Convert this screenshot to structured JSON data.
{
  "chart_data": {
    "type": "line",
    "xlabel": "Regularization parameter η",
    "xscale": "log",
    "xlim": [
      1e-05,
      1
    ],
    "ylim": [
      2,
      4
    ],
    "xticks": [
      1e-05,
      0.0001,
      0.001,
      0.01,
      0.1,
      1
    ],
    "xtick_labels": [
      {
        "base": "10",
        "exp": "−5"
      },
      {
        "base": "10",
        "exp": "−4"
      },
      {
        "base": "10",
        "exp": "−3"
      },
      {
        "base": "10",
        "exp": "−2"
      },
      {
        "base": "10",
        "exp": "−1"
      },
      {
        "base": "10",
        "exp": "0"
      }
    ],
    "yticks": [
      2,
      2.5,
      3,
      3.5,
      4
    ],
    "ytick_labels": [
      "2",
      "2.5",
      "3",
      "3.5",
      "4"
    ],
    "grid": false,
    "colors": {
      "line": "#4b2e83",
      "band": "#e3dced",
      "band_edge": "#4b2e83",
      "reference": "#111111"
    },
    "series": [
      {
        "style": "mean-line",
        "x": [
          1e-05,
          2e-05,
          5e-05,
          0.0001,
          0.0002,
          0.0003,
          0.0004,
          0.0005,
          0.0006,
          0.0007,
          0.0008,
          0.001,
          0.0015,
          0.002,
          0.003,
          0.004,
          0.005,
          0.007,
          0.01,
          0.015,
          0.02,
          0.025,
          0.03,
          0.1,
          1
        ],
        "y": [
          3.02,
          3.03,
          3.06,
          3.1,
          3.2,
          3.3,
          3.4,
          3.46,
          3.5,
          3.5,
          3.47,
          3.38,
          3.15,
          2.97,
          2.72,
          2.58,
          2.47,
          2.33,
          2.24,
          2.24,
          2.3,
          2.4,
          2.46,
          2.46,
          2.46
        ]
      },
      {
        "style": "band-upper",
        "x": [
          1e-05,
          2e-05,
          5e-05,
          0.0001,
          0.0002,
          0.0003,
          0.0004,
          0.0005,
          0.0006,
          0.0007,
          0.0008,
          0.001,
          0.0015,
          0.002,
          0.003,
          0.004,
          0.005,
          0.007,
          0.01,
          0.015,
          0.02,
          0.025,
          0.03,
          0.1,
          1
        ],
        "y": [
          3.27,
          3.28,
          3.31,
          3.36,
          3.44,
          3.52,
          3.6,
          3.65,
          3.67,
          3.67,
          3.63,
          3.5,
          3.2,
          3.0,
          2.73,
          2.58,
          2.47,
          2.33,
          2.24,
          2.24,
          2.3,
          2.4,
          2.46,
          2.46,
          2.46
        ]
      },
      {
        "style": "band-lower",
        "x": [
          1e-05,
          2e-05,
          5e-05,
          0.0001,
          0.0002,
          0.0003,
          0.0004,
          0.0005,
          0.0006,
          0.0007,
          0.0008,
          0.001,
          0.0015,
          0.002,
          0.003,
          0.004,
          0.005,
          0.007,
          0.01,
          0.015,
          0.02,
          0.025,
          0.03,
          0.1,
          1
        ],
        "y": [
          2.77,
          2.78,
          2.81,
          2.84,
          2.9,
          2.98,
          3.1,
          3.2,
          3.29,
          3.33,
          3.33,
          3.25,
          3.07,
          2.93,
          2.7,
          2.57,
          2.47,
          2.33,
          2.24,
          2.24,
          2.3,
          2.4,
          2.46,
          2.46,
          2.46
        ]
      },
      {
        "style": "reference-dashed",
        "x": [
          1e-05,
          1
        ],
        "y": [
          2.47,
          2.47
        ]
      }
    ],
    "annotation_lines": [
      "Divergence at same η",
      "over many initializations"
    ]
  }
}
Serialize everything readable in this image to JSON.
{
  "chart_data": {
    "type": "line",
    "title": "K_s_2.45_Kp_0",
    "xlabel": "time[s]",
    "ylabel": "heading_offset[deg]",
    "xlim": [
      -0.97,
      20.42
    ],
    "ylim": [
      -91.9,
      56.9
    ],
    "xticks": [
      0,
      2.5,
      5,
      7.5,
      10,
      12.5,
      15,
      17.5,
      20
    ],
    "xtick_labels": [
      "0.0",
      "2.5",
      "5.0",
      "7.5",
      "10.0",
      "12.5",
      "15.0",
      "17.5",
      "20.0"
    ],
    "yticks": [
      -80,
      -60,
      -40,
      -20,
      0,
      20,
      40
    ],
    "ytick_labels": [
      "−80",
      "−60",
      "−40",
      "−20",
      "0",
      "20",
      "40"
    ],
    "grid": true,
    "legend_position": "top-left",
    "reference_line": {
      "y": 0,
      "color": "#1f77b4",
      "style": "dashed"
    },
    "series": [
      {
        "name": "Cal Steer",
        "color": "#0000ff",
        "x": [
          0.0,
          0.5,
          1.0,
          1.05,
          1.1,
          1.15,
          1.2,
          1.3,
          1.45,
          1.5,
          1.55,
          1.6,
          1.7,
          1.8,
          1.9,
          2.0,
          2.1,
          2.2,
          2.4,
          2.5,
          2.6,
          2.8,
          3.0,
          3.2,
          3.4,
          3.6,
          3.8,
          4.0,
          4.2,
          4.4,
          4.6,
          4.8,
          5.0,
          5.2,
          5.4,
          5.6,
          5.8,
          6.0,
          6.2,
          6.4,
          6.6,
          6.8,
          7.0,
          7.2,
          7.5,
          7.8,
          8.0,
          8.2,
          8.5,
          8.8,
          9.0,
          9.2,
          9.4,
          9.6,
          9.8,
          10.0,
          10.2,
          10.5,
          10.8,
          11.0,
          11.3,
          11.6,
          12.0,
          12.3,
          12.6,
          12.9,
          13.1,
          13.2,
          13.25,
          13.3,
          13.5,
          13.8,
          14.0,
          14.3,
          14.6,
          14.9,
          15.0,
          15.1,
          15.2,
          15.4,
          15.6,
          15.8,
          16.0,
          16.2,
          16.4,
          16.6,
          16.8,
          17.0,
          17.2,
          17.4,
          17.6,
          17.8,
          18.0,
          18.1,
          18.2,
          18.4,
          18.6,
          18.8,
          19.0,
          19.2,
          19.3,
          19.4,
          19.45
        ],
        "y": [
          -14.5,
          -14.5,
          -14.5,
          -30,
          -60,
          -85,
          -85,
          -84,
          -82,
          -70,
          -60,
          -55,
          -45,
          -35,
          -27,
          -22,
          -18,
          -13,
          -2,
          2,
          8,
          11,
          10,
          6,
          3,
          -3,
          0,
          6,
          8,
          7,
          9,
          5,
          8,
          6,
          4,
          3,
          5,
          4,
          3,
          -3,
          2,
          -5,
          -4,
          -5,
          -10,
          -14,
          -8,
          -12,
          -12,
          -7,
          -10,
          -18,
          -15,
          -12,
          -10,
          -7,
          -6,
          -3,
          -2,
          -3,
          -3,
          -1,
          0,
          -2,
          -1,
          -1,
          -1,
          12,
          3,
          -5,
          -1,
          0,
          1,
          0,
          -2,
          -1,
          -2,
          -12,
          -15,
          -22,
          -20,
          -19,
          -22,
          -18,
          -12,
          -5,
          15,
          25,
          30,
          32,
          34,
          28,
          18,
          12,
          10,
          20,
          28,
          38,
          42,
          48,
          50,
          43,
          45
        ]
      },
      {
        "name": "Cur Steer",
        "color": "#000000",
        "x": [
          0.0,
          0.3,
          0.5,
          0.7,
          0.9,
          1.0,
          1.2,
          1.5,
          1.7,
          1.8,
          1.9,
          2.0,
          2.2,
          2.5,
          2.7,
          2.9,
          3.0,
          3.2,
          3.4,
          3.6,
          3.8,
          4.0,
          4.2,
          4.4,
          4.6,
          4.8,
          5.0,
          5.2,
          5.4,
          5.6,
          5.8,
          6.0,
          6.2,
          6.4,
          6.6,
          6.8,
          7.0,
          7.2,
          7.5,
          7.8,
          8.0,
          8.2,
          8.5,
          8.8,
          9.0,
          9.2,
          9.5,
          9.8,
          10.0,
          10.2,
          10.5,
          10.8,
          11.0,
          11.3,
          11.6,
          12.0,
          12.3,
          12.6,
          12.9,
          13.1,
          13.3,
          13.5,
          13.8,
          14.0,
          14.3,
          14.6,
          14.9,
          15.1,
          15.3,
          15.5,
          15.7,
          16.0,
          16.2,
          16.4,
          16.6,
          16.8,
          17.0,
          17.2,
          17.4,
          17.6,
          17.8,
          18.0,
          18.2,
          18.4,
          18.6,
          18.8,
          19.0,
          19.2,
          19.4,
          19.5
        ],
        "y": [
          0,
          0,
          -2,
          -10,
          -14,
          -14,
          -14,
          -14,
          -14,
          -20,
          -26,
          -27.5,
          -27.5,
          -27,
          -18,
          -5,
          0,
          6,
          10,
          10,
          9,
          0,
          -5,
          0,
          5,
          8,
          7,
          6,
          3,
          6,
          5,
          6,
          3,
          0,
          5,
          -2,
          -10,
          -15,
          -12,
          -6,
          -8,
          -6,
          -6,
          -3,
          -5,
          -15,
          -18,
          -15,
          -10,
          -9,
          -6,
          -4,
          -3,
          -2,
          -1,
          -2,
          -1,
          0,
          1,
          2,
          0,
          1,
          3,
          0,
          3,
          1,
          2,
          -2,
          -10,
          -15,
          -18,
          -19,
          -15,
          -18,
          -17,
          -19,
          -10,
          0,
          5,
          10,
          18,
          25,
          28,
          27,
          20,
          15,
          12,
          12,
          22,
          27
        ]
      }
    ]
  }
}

■ PROBLEM
Report every line in the data above in which the word "xlabel" appears.

■ SOLUTION TO THIS PROBLEM
    "xlabel": "Regularization parameter η",
    "xlabel": "time[s]",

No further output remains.